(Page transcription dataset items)
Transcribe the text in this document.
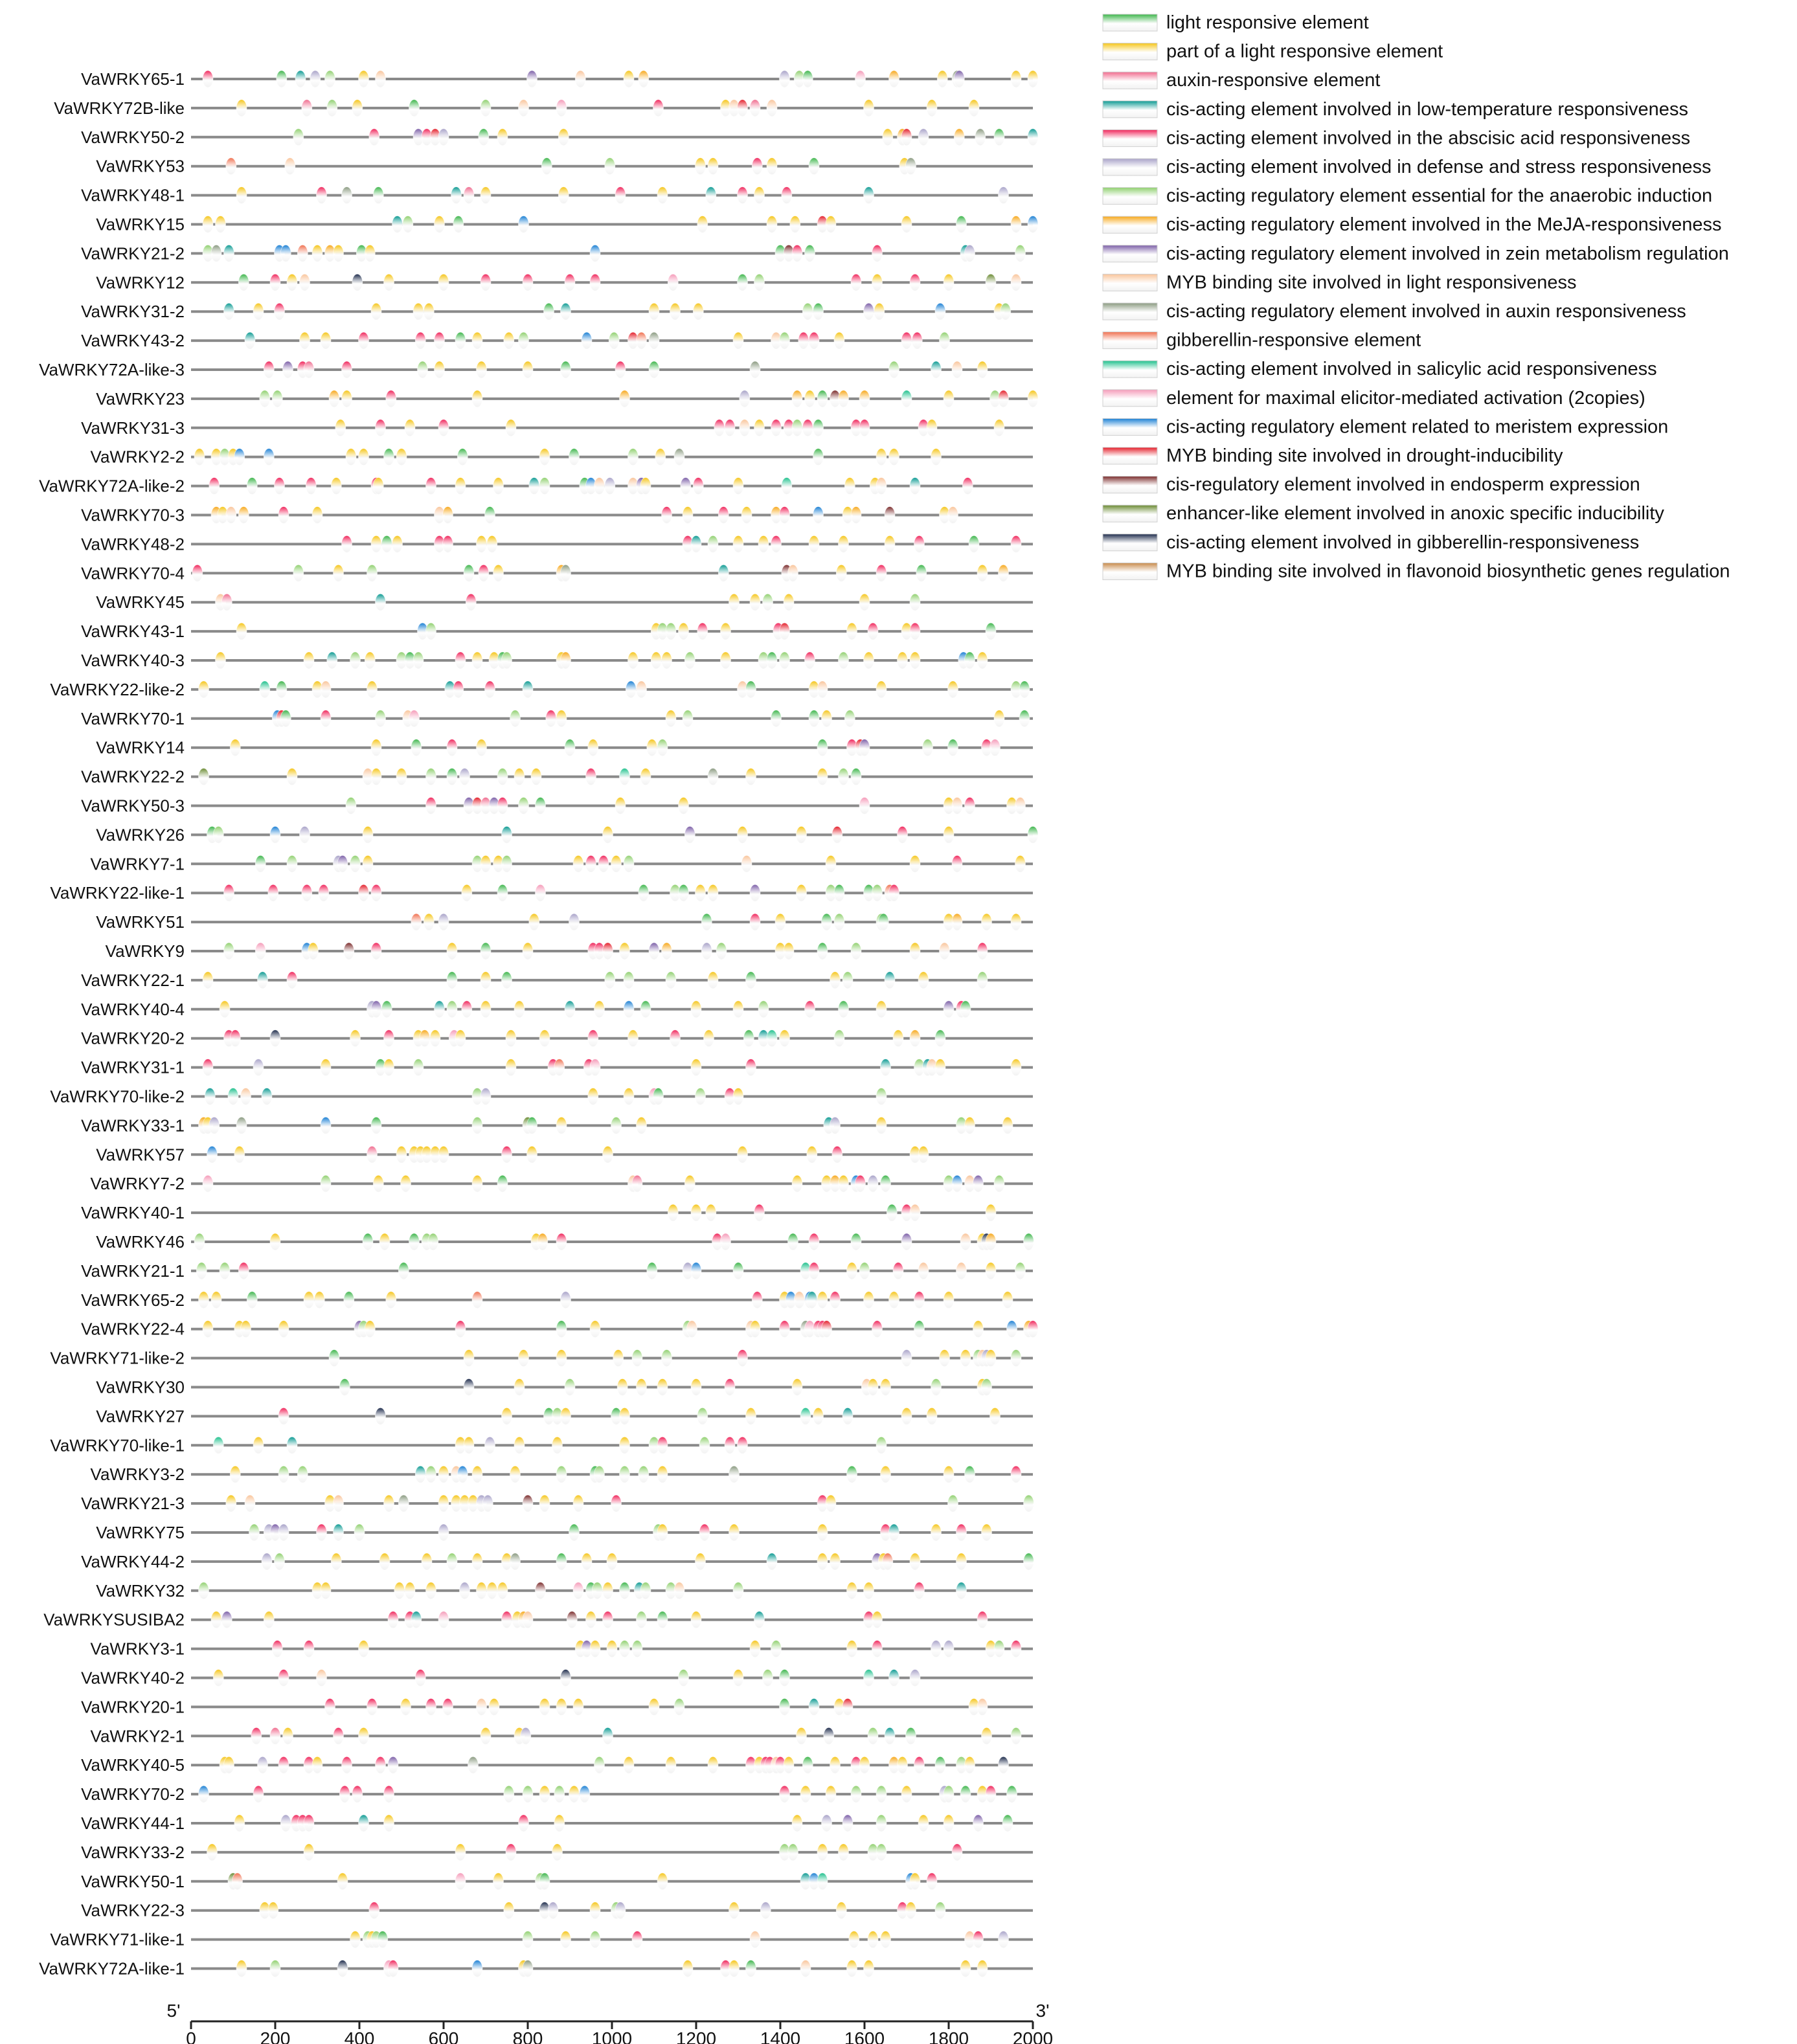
VaWRKY65-1
VaWRKY72B-like
VaWRKY50-2
VaWRKY53
VaWRKY48-1
VaWRKY15
VaWRKY21-2
VaWRKY12
VaWRKY31-2
VaWRKY43-2
VaWRKY72A-like-3
VaWRKY23
VaWRKY31-3
VaWRKY2-2
VaWRKY72A-like-2
VaWRKY70-3
VaWRKY48-2
VaWRKY70-4
VaWRKY45
VaWRKY43-1
VaWRKY40-3
VaWRKY22-like-2
VaWRKY70-1
VaWRKY14
VaWRKY22-2
VaWRKY50-3
VaWRKY26
VaWRKY7-1
VaWRKY22-like-1
VaWRKY51
VaWRKY9
VaWRKY22-1
VaWRKY40-4
VaWRKY20-2
VaWRKY31-1
VaWRKY70-like-2
VaWRKY33-1
VaWRKY57
VaWRKY7-2
VaWRKY40-1
VaWRKY46
VaWRKY21-1
VaWRKY65-2
VaWRKY22-4
VaWRKY71-like-2
VaWRKY30
VaWRKY27
VaWRKY70-like-1
VaWRKY3-2
VaWRKY21-3
VaWRKY75
VaWRKY44-2
VaWRKY32
VaWRKYSUSIBA2
VaWRKY3-1
VaWRKY40-2
VaWRKY20-1
VaWRKY2-1
VaWRKY40-5
VaWRKY70-2
VaWRKY44-1
VaWRKY33-2
VaWRKY50-1
VaWRKY22-3
VaWRKY71-like-1
VaWRKY72A-like-1
0	200	400	600	800	1000 1200 1400 1600 1800 2000
5'	3'
light responsive element
part of a light responsive element
auxin-responsive element
cis-acting element involved in low-temperature responsiveness
cis-acting element involved in the abscisic acid responsiveness
cis-acting element involved in defense and stress responsiveness
cis-acting regulatory element essential for the anaerobic induction
cis-acting regulatory element involved in the MeJA-responsiveness
cis-acting regulatory element involved in zein metabolism regulation
MYB binding site involved in light responsiveness
cis-acting regulatory element involved in auxin responsiveness
gibberellin-responsive element
cis-acting element involved in salicylic acid responsiveness
element for maximal elicitor-mediated activation (2copies)
cis-acting regulatory element related to meristem expression
MYB binding site involved in drought-inducibility
cis-regulatory element involved in endosperm expression
enhancer-like element involved in anoxic specific inducibility
cis-acting element involved in gibberellin-responsiveness
MYB binding site involved in flavonoid biosynthetic genes regulation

### What the exercise asks
Only the lines above that include the word "auxin" belong in the answer; copy each one.

### Result of the task
auxin-responsive element
cis-acting regulatory element involved in auxin responsiveness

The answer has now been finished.